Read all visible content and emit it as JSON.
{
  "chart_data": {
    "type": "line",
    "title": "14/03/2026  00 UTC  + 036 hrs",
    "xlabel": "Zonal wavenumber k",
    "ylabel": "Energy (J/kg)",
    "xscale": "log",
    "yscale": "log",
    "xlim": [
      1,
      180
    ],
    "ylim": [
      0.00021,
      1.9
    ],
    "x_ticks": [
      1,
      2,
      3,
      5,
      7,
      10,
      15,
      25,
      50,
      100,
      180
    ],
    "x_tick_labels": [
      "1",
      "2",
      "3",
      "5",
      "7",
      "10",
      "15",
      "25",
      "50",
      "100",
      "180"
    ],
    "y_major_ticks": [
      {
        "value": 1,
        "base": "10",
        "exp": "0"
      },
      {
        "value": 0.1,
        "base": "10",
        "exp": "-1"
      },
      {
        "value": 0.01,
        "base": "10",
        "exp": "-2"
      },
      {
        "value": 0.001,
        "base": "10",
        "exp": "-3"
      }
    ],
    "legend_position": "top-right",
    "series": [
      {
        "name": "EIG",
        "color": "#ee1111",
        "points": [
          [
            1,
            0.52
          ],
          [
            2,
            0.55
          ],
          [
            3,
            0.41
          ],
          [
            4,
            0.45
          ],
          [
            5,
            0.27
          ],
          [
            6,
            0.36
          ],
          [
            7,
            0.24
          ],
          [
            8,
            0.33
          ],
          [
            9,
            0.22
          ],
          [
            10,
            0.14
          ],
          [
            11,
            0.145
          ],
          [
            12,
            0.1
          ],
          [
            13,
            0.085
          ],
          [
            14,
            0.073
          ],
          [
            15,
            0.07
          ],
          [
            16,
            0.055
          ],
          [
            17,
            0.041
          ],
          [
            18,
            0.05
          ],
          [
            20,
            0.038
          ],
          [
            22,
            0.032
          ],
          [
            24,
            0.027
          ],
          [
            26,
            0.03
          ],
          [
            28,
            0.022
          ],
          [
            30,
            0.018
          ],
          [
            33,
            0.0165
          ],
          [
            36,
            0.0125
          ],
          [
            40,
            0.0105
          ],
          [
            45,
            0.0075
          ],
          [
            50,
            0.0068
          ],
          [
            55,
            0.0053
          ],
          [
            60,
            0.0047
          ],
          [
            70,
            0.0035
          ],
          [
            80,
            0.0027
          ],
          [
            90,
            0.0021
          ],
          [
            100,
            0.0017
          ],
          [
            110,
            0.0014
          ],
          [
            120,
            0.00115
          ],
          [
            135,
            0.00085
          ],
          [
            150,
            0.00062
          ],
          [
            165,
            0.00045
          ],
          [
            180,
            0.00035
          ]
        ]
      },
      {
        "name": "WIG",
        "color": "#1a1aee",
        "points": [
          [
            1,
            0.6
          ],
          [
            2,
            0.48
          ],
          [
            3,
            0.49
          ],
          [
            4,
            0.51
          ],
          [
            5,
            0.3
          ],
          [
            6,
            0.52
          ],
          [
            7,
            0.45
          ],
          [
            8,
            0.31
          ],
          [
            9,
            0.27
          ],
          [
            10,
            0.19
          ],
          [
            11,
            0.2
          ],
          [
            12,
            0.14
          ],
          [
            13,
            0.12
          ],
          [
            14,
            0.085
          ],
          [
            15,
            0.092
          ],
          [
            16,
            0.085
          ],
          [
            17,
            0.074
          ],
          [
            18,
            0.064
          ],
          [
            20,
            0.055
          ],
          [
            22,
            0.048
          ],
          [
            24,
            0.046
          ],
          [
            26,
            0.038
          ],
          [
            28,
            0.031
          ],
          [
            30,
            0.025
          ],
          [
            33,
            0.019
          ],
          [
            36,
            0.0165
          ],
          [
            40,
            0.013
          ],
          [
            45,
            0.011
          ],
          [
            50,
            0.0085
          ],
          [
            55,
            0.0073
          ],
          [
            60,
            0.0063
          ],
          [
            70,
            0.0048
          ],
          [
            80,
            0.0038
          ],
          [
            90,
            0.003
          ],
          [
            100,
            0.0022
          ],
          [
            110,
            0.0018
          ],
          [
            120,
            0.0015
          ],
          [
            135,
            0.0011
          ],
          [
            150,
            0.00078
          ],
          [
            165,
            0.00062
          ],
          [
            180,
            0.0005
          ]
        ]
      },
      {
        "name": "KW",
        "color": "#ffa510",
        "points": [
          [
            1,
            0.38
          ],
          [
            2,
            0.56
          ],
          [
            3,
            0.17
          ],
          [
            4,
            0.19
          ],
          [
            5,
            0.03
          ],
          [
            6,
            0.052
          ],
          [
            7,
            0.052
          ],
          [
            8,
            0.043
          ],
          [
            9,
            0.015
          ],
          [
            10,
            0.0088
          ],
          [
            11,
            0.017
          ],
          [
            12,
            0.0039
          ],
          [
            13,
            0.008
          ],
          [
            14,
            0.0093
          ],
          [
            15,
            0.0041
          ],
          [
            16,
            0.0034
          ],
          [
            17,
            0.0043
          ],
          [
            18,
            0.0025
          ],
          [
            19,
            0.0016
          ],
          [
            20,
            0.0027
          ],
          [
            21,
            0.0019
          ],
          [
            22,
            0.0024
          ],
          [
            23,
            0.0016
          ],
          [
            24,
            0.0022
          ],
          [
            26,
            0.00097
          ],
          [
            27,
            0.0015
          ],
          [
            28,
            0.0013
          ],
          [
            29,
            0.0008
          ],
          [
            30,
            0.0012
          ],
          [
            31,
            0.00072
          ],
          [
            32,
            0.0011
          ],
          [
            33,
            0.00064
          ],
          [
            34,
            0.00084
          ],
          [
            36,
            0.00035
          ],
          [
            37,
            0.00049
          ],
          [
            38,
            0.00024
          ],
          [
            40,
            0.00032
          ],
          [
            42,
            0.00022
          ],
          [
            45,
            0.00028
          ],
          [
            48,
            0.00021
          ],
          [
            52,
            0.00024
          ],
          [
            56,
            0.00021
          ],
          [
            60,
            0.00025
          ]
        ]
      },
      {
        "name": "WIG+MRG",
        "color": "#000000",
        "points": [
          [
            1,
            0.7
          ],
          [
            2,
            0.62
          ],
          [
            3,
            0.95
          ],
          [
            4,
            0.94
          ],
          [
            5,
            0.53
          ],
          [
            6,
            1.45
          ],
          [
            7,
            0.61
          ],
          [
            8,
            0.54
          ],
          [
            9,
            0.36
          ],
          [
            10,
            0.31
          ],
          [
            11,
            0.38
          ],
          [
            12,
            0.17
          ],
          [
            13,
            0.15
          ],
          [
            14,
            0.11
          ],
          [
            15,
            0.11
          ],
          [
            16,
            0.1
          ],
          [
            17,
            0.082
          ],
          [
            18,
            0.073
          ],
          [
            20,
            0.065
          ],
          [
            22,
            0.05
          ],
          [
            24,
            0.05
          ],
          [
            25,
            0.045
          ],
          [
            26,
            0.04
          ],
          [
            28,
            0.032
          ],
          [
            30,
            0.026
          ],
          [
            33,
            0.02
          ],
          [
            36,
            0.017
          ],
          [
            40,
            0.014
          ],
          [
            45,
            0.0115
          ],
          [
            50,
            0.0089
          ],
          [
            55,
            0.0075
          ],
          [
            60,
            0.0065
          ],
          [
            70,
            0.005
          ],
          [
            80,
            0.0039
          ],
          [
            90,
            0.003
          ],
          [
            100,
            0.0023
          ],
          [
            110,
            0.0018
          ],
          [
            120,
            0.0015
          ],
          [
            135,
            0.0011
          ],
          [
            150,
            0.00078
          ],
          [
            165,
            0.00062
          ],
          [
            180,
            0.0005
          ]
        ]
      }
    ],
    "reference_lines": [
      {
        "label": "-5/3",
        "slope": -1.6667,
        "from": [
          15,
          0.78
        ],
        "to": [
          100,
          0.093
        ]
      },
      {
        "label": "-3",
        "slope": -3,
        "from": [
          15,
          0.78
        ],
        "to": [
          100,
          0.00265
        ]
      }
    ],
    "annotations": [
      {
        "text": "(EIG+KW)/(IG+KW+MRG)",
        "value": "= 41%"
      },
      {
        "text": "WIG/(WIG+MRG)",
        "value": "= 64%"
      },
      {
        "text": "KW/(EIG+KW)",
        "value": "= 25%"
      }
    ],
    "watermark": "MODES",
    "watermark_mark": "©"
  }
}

***

▶ **What you have to do**: All lines in the data that contain the word "text" should be copied.

▶ **Completed exercise**:
        "text": "(EIG+KW)/(IG+KW+MRG)",
        "text": "WIG/(WIG+MRG)",
        "text": "KW/(EIG+KW)",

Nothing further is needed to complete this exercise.